Given request
Pick out each line containing the string "System".

Data provided
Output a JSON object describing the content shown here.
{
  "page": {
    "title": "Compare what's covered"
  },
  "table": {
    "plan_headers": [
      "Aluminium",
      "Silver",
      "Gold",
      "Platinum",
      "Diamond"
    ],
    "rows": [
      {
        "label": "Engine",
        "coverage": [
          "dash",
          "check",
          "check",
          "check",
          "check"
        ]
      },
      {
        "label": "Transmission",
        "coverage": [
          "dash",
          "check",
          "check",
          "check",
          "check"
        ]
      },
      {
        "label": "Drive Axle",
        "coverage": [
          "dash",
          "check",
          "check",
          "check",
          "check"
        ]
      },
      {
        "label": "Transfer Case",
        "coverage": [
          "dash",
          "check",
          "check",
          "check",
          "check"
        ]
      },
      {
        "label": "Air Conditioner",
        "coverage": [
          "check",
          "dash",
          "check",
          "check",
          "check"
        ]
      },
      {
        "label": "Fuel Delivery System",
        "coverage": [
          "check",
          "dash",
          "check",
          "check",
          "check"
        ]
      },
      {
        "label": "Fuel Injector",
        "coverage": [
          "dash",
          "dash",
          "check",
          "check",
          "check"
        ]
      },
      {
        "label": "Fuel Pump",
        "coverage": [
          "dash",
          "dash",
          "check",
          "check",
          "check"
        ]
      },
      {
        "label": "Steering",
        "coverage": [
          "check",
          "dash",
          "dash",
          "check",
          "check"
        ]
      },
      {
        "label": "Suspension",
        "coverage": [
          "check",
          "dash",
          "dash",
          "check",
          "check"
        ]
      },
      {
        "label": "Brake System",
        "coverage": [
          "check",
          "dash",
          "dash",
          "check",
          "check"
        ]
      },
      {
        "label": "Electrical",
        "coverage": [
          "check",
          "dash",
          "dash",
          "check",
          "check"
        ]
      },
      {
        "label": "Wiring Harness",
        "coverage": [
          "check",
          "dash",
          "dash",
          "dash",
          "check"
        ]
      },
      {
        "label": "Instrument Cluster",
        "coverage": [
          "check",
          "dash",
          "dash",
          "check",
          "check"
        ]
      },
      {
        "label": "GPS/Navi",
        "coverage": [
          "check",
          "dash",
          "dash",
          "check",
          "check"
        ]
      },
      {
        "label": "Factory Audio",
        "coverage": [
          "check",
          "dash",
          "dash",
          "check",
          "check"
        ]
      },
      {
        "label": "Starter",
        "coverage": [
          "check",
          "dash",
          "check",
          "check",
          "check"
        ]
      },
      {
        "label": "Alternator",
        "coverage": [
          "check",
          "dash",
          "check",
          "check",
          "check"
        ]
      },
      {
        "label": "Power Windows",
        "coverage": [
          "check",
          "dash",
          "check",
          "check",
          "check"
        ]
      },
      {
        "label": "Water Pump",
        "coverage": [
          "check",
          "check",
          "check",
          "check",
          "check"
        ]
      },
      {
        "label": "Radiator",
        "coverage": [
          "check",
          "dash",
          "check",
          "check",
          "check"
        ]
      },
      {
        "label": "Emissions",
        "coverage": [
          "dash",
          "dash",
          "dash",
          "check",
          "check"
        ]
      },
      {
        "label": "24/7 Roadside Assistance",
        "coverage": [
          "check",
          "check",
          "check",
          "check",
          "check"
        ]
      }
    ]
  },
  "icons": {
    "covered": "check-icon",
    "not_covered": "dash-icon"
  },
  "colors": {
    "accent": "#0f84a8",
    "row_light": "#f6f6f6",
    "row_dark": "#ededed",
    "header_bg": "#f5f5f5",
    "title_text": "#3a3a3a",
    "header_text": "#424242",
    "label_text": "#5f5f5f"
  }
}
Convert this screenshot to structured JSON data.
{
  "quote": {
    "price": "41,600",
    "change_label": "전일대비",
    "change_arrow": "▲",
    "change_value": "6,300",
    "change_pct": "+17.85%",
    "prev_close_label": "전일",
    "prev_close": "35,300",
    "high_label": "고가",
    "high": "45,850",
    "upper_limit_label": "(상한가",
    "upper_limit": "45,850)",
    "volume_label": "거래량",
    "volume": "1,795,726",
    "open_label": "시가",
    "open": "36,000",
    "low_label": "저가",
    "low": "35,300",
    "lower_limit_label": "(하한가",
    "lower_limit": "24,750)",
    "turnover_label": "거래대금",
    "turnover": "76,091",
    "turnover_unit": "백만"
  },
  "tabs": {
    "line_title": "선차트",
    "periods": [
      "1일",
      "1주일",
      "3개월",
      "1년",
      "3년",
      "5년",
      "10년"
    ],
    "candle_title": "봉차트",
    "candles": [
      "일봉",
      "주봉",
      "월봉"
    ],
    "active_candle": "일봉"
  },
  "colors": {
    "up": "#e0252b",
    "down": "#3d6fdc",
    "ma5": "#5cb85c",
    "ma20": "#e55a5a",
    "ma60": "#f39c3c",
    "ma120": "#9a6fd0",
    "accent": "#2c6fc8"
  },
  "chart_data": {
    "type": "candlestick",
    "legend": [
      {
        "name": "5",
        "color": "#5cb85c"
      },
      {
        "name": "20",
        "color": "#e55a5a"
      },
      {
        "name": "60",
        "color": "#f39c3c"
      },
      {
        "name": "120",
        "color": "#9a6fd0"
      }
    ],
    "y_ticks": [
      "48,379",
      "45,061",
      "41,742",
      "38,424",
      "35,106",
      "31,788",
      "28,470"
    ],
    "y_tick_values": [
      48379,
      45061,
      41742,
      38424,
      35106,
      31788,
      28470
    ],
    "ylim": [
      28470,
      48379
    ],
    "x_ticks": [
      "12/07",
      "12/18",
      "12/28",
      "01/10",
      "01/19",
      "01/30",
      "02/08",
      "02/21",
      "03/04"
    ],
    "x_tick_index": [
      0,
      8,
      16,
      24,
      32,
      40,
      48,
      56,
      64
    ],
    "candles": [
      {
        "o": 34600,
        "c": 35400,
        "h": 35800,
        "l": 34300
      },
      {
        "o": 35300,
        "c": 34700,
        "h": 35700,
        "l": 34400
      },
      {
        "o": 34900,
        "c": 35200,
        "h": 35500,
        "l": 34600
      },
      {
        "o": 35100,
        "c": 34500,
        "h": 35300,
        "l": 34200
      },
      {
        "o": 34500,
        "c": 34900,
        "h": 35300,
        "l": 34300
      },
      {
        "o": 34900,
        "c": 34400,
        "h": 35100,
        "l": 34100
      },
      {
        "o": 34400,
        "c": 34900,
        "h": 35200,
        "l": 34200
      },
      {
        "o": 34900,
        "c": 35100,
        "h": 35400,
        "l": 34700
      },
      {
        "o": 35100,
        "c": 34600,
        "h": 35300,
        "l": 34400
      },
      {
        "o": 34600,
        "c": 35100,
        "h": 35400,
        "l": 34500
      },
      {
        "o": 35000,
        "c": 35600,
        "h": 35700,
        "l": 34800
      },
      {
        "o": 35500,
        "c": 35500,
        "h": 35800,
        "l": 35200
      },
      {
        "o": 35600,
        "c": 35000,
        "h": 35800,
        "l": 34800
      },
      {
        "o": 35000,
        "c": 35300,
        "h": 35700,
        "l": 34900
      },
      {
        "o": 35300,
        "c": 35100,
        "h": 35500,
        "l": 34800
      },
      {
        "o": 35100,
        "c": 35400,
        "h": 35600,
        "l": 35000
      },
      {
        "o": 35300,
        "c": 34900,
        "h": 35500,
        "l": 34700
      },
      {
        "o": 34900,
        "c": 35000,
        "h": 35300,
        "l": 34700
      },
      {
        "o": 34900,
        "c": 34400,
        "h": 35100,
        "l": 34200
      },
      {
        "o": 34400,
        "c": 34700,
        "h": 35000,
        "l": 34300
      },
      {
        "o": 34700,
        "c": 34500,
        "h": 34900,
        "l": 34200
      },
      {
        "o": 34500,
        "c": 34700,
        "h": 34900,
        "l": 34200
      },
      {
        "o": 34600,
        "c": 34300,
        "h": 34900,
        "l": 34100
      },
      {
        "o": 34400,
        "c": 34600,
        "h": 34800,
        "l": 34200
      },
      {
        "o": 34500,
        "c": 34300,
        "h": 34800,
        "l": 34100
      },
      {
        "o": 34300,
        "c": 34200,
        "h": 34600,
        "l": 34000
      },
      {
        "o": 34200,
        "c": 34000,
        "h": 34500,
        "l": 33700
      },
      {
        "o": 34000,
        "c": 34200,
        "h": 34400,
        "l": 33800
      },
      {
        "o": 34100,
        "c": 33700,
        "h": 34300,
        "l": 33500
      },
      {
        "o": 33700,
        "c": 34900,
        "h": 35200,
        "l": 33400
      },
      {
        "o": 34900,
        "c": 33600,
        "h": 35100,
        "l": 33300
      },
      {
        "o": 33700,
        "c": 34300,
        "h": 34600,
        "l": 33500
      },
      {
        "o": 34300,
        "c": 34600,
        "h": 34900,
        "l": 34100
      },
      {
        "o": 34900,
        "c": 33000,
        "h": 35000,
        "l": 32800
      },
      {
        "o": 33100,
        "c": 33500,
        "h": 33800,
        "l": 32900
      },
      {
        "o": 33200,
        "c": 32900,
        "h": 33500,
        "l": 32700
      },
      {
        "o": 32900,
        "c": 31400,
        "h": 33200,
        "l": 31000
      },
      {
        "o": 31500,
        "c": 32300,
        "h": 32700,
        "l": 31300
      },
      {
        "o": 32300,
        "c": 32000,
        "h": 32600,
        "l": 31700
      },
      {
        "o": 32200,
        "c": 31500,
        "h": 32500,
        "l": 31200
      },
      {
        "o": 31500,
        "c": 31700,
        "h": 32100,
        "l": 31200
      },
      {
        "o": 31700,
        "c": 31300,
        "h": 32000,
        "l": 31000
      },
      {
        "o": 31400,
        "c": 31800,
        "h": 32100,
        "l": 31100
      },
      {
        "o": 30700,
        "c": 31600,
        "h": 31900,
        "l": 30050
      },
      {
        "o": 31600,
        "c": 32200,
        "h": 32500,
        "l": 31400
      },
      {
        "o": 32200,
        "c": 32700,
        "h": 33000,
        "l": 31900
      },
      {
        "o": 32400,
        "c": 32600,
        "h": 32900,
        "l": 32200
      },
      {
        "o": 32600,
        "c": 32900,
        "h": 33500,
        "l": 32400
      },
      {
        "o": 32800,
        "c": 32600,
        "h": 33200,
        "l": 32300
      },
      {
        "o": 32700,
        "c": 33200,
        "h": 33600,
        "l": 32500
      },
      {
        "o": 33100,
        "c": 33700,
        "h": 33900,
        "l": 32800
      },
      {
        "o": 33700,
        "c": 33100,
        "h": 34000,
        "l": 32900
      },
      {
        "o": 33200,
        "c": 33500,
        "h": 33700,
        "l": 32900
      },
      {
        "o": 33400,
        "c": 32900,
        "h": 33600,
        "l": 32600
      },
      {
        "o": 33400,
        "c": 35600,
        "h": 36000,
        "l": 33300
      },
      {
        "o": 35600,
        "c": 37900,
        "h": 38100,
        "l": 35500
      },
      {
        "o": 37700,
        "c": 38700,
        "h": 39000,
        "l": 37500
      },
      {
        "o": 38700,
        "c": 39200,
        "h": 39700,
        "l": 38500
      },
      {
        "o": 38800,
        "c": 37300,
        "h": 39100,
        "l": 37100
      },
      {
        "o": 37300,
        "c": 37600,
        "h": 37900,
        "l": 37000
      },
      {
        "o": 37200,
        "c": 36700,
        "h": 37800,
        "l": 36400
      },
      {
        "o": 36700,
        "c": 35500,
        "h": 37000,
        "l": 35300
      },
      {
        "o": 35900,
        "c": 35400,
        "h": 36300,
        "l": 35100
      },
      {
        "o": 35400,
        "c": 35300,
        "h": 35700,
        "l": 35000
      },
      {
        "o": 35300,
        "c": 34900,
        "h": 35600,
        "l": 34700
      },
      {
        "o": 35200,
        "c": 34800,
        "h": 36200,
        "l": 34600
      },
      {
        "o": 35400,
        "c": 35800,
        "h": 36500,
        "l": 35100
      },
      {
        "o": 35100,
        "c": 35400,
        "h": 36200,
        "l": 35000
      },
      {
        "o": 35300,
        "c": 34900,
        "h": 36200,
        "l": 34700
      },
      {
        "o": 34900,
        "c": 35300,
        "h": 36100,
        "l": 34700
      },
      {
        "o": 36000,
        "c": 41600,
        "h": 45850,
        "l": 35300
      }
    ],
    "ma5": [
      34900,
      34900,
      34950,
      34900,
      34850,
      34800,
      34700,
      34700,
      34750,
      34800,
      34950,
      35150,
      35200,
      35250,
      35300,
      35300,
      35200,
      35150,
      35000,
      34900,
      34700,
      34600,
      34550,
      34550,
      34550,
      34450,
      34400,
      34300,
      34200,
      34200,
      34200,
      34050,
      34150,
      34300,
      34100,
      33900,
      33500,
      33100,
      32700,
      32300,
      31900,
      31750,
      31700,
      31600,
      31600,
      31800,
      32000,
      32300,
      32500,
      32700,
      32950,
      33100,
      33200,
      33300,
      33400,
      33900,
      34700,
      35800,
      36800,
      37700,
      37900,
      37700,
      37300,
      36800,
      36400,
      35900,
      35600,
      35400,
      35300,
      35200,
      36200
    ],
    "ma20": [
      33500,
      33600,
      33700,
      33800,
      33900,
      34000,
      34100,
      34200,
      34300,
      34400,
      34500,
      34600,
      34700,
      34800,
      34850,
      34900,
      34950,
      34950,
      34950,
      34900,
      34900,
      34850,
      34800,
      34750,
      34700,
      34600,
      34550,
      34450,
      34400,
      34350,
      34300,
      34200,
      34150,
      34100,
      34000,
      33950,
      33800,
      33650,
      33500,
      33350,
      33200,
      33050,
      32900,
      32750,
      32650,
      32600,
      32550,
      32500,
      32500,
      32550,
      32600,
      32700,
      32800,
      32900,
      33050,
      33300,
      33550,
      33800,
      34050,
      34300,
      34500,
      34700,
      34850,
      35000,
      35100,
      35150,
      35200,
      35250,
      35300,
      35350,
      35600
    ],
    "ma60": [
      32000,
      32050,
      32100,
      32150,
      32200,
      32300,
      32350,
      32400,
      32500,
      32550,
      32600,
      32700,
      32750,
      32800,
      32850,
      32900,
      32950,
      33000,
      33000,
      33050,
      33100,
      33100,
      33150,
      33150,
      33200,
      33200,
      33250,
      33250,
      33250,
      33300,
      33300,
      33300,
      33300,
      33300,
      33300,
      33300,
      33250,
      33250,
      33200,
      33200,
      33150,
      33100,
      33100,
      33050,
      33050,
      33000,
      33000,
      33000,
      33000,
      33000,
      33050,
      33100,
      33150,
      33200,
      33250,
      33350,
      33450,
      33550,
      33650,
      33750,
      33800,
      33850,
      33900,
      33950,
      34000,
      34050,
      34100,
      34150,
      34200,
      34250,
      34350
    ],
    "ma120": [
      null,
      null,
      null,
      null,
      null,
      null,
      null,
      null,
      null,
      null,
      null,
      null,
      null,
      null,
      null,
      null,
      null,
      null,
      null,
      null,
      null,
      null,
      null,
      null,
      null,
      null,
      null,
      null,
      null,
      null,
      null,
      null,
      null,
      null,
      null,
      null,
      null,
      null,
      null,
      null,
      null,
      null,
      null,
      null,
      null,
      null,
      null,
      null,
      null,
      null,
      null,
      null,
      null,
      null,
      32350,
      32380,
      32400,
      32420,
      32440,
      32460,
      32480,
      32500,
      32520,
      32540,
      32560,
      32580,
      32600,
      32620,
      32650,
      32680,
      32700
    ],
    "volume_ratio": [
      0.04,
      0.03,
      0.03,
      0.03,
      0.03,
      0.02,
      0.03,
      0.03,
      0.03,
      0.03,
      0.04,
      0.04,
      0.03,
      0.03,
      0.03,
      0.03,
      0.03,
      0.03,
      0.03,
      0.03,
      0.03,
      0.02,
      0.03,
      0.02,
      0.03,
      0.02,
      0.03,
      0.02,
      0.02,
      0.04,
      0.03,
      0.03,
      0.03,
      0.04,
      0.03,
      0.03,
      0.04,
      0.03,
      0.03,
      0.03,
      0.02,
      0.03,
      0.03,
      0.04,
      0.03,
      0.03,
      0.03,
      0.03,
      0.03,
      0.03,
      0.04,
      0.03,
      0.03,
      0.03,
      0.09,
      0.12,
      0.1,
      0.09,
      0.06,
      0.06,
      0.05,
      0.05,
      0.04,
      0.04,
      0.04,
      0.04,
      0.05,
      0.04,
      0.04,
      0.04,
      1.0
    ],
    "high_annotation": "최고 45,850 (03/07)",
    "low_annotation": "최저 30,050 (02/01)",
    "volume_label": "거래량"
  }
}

Response below
        "label": "Fuel Delivery System",
        "label": "Brake System",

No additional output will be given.